--- Set exercise ---
Print the entire listing. Each line must match the original exactly.

--- Task inputs ---
■ ■ ■

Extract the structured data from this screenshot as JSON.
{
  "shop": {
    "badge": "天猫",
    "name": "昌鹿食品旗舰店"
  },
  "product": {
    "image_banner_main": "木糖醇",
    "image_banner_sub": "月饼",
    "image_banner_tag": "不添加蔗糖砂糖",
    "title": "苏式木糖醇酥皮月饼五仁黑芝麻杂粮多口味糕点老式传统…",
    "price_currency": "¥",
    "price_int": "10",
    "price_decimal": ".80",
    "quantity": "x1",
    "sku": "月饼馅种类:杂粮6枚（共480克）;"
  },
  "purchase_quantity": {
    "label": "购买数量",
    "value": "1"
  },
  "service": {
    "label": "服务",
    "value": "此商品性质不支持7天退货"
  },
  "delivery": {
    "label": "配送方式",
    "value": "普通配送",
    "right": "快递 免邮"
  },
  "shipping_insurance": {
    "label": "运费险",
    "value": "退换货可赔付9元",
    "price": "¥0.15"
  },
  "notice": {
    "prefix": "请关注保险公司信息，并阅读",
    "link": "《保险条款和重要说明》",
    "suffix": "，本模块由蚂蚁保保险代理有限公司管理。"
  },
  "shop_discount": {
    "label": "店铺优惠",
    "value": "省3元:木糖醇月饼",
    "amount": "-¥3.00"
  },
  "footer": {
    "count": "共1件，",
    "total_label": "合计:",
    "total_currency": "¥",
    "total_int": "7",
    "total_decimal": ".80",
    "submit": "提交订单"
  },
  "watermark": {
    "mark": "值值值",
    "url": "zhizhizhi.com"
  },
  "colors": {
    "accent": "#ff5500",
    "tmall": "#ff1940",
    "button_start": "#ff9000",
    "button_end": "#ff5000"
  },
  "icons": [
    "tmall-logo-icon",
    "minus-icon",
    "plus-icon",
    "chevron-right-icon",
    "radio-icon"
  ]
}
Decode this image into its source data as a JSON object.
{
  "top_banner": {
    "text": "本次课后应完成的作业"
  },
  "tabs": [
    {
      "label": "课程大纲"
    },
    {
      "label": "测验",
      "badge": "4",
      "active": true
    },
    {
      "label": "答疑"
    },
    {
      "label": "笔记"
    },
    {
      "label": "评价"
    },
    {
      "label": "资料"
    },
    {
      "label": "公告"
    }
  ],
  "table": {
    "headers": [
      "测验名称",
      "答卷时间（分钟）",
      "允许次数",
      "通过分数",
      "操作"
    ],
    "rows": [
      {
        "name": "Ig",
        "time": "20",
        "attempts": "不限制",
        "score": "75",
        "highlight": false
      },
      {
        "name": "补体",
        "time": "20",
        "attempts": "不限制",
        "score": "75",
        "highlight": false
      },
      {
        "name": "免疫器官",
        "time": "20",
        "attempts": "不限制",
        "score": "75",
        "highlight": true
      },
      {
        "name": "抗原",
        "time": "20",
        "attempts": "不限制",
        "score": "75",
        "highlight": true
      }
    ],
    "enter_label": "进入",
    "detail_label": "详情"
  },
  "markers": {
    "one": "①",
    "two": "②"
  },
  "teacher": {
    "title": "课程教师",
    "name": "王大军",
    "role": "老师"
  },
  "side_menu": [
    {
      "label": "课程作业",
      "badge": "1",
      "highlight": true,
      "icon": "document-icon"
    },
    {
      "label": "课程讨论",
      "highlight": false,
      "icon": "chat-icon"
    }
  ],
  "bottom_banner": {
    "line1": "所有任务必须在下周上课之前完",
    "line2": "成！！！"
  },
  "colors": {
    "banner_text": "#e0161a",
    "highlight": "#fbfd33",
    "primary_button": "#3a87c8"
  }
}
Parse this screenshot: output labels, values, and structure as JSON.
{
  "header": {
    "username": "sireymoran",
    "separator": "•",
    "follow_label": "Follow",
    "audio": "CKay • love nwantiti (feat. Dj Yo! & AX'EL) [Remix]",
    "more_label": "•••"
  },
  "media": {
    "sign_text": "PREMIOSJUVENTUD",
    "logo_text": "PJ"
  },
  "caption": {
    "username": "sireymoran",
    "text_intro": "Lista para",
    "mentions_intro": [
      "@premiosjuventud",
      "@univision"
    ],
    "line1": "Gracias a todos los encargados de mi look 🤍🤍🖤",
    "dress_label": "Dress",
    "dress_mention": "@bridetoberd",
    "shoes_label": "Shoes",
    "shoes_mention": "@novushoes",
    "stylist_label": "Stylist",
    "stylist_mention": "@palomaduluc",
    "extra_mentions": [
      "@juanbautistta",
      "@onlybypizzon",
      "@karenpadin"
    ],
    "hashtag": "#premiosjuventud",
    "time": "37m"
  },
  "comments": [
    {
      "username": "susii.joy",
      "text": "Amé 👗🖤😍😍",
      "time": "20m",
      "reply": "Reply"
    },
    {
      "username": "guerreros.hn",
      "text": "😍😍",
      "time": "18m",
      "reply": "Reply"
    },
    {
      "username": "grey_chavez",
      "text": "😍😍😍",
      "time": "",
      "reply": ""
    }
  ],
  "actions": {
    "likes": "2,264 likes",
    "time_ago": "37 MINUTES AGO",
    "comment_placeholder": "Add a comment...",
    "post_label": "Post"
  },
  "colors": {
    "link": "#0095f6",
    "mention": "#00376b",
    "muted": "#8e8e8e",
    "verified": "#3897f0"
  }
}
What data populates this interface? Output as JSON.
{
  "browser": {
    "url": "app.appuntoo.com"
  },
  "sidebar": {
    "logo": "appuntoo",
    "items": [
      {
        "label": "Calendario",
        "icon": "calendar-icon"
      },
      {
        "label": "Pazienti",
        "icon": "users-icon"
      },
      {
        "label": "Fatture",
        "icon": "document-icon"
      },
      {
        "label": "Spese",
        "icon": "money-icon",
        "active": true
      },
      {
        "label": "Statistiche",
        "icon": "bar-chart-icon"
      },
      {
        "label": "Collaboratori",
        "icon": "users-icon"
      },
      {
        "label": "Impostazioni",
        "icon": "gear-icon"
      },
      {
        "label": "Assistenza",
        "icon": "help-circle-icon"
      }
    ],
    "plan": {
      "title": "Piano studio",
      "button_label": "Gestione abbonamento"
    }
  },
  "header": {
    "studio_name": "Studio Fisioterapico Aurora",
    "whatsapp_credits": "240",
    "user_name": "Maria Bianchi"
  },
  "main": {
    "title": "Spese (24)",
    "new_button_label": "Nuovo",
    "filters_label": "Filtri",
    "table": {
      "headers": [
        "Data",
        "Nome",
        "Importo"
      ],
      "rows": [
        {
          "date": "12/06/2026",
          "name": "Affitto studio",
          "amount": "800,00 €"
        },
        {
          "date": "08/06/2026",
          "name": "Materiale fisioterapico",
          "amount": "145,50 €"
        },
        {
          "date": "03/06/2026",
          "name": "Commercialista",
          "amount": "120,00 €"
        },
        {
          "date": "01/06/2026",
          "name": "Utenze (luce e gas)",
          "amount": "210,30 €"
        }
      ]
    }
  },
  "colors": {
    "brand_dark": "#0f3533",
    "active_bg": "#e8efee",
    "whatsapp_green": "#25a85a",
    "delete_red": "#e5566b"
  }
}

■ ■ ■

--- Solution ---
Extract the structured data from this screenshot as JSON.
{
  "shop": {
    "badge": "天猫",
    "name": "昌鹿食品旗舰店"
  },
  "product": {
    "image_banner_main": "木糖醇",
    "image_banner_sub": "月饼",
    "image_banner_tag": "不添加蔗糖砂糖",
    "title": "苏式木糖醇酥皮月饼五仁黑芝麻杂粮多口味糕点老式传统…",
    "price_currency": "¥",
    "price_int": "10",
    "price_decimal": ".80",
    "quantity": "x1",
    "sku": "月饼馅种类:杂粮6枚（共480克）;"
  },
  "purchase_quantity": {
    "label": "购买数量",
    "value": "1"
  },
  "service": {
    "label": "服务",
    "value": "此商品性质不支持7天退货"
  },
  "delivery": {
    "label": "配送方式",
    "value": "普通配送",
    "right": "快递 免邮"
  },
  "shipping_insurance": {
    "label": "运费险",
    "value": "退换货可赔付9元",
    "price": "¥0.15"
  },
  "notice": {
    "prefix": "请关注保险公司信息，并阅读",
    "link": "《保险条款和重要说明》",
    "suffix": "，本模块由蚂蚁保保险代理有限公司管理。"
  },
  "shop_discount": {
    "label": "店铺优惠",
    "value": "省3元:木糖醇月饼",
    "amount": "-¥3.00"
  },
  "footer": {
    "count": "共1件，",
    "total_label": "合计:",
    "total_currency": "¥",
    "total_int": "7",
    "total_decimal": ".80",
    "submit": "提交订单"
  },
  "watermark": {
    "mark": "值值值",
    "url": "zhizhizhi.com"
  },
  "colors": {
    "accent": "#ff5500",
    "tmall": "#ff1940",
    "button_start": "#ff9000",
    "button_end": "#ff5000"
  },
  "icons": [
    "tmall-logo-icon",
    "minus-icon",
    "plus-icon",
    "chevron-right-icon",
    "radio-icon"
  ]
}
Decode this image into its source data as a JSON object.
{
  "top_banner": {
    "text": "本次课后应完成的作业"
  },
  "tabs": [
    {
      "label": "课程大纲"
    },
    {
      "label": "测验",
      "badge": "4",
      "active": true
    },
    {
      "label": "答疑"
    },
    {
      "label": "笔记"
    },
    {
      "label": "评价"
    },
    {
      "label": "资料"
    },
    {
      "label": "公告"
    }
  ],
  "table": {
    "headers": [
      "测验名称",
      "答卷时间（分钟）",
      "允许次数",
      "通过分数",
      "操作"
    ],
    "rows": [
      {
        "name": "Ig",
        "time": "20",
        "attempts": "不限制",
        "score": "75",
        "highlight": false
      },
      {
        "name": "补体",
        "time": "20",
        "attempts": "不限制",
        "score": "75",
        "highlight": false
      },
      {
        "name": "免疫器官",
        "time": "20",
        "attempts": "不限制",
        "score": "75",
        "highlight": true
      },
      {
        "name": "抗原",
        "time": "20",
        "attempts": "不限制",
        "score": "75",
        "highlight": true
      }
    ],
    "enter_label": "进入",
    "detail_label": "详情"
  },
  "markers": {
    "one": "①",
    "two": "②"
  },
  "teacher": {
    "title": "课程教师",
    "name": "王大军",
    "role": "老师"
  },
  "side_menu": [
    {
      "label": "课程作业",
      "badge": "1",
      "highlight": true,
      "icon": "document-icon"
    },
    {
      "label": "课程讨论",
      "highlight": false,
      "icon": "chat-icon"
    }
  ],
  "bottom_banner": {
    "line1": "所有任务必须在下周上课之前完",
    "line2": "成！！！"
  },
  "colors": {
    "banner_text": "#e0161a",
    "highlight": "#fbfd33",
    "primary_button": "#3a87c8"
  }
}
Parse this screenshot: output labels, values, and structure as JSON.
{
  "header": {
    "username": "sireymoran",
    "separator": "•",
    "follow_label": "Follow",
    "audio": "CKay • love nwantiti (feat. Dj Yo! & AX'EL) [Remix]",
    "more_label": "•••"
  },
  "media": {
    "sign_text": "PREMIOSJUVENTUD",
    "logo_text": "PJ"
  },
  "caption": {
    "username": "sireymoran",
    "text_intro": "Lista para",
    "mentions_intro": [
      "@premiosjuventud",
      "@univision"
    ],
    "line1": "Gracias a todos los encargados de mi look 🤍🤍🖤",
    "dress_label": "Dress",
    "dress_mention": "@bridetoberd",
    "shoes_label": "Shoes",
    "shoes_mention": "@novushoes",
    "stylist_label": "Stylist",
    "stylist_mention": "@palomaduluc",
    "extra_mentions": [
      "@juanbautistta",
      "@onlybypizzon",
      "@karenpadin"
    ],
    "hashtag": "#premiosjuventud",
    "time": "37m"
  },
  "comments": [
    {
      "username": "susii.joy",
      "text": "Amé 👗🖤😍😍",
      "time": "20m",
      "reply": "Reply"
    },
    {
      "username": "guerreros.hn",
      "text": "😍😍",
      "time": "18m",
      "reply": "Reply"
    },
    {
      "username": "grey_chavez",
      "text": "😍😍😍",
      "time": "",
      "reply": ""
    }
  ],
  "actions": {
    "likes": "2,264 likes",
    "time_ago": "37 MINUTES AGO",
    "comment_placeholder": "Add a comment...",
    "post_label": "Post"
  },
  "colors": {
    "link": "#0095f6",
    "mention": "#00376b",
    "muted": "#8e8e8e",
    "verified": "#3897f0"
  }
}
What data populates this interface? Output as JSON.
{
  "browser": {
    "url": "app.appuntoo.com"
  },
  "sidebar": {
    "logo": "appuntoo",
    "items": [
      {
        "label": "Calendario",
        "icon": "calendar-icon"
      },
      {
        "label": "Pazienti",
        "icon": "users-icon"
      },
      {
        "label": "Fatture",
        "icon": "document-icon"
      },
      {
        "label": "Spese",
        "icon": "money-icon",
        "active": true
      },
      {
        "label": "Statistiche",
        "icon": "bar-chart-icon"
      },
      {
        "label": "Collaboratori",
        "icon": "users-icon"
      },
      {
        "label": "Impostazioni",
        "icon": "gear-icon"
      },
      {
        "label": "Assistenza",
        "icon": "help-circle-icon"
      }
    ],
    "plan": {
      "title": "Piano studio",
      "button_label": "Gestione abbonamento"
    }
  },
  "header": {
    "studio_name": "Studio Fisioterapico Aurora",
    "whatsapp_credits": "240",
    "user_name": "Maria Bianchi"
  },
  "main": {
    "title": "Spese (24)",
    "new_button_label": "Nuovo",
    "filters_label": "Filtri",
    "table": {
      "headers": [
        "Data",
        "Nome",
        "Importo"
      ],
      "rows": [
        {
          "date": "12/06/2026",
          "name": "Affitto studio",
          "amount": "800,00 €"
        },
        {
          "date": "08/06/2026",
          "name": "Materiale fisioterapico",
          "amount": "145,50 €"
        },
        {
          "date": "03/06/2026",
          "name": "Commercialista",
          "amount": "120,00 €"
        },
        {
          "date": "01/06/2026",
          "name": "Utenze (luce e gas)",
          "amount": "210,30 €"
        }
      ]
    }
  },
  "colors": {
    "brand_dark": "#0f3533",
    "active_bg": "#e8efee",
    "whatsapp_green": "#25a85a",
    "delete_red": "#e5566b"
  }
}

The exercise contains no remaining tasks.